* **What this task involves**
Please count the lines in the listing below where the word "方差为c" appears. Give the number only.

[Stored records]
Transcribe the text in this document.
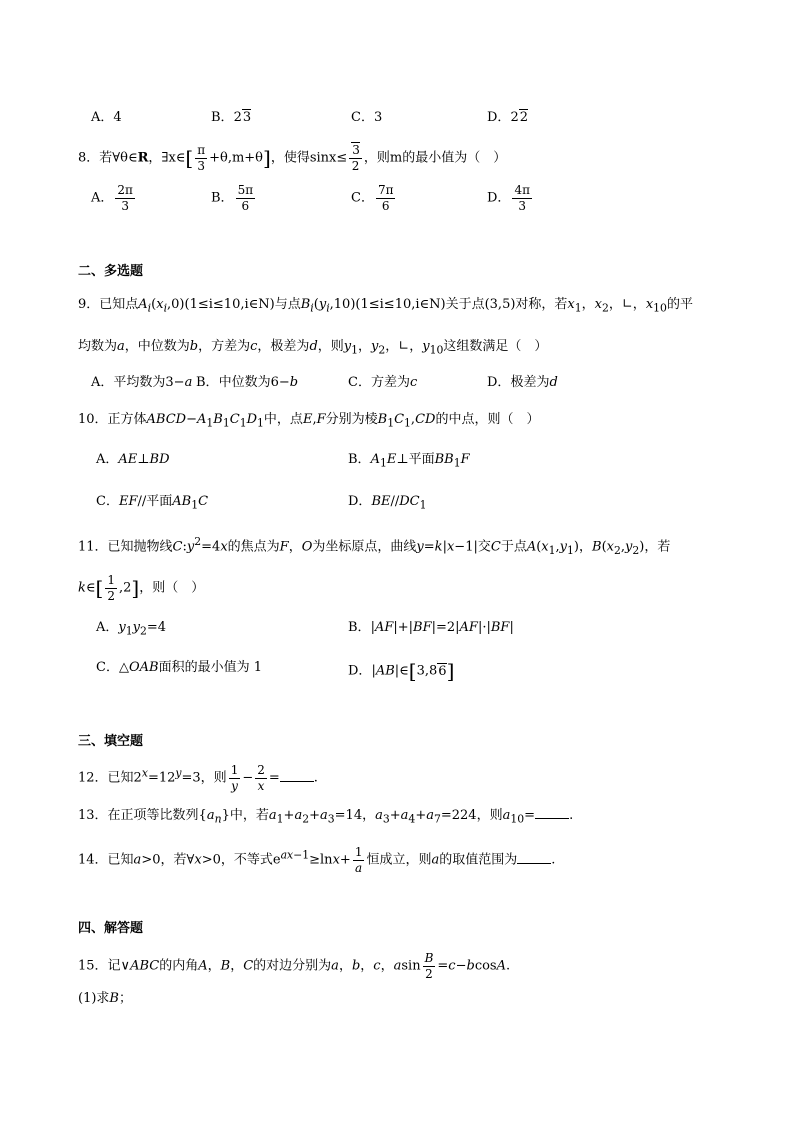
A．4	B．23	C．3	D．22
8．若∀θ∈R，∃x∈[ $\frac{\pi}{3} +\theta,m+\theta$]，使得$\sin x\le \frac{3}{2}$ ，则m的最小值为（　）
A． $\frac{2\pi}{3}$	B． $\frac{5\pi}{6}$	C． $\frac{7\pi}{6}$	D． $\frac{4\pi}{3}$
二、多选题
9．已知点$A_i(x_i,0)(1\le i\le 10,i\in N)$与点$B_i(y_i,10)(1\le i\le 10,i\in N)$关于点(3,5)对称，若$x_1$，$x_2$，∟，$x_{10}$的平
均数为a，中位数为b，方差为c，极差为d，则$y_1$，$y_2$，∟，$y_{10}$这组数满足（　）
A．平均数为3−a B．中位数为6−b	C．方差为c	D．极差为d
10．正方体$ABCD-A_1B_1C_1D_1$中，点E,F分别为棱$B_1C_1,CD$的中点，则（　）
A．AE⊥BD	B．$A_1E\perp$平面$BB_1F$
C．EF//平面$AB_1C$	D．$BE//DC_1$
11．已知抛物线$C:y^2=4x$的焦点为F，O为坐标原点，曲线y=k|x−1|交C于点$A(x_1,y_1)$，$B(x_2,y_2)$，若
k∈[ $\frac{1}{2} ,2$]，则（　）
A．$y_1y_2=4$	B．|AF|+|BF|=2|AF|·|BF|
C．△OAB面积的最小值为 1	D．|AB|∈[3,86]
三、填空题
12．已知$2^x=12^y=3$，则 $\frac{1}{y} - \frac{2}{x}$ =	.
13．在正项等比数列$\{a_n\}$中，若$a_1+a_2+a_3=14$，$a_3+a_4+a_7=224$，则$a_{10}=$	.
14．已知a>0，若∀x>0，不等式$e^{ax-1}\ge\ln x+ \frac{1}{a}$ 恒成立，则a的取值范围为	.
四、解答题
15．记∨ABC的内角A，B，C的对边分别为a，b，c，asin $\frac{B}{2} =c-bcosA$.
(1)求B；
--
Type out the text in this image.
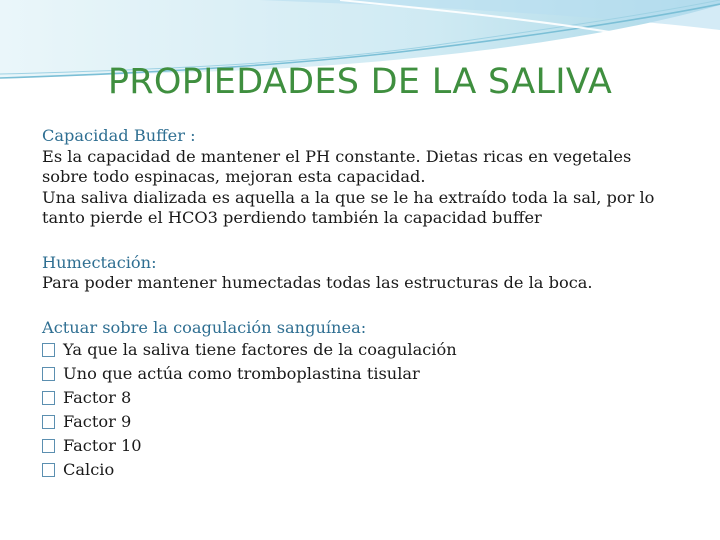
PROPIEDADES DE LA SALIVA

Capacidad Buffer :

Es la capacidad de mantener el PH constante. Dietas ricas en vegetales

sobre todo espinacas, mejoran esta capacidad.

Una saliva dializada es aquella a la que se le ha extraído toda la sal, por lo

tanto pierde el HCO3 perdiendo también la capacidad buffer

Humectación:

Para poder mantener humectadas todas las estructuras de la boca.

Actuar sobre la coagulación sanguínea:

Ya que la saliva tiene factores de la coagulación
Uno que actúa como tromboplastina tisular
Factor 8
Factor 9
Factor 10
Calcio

* **In response**
2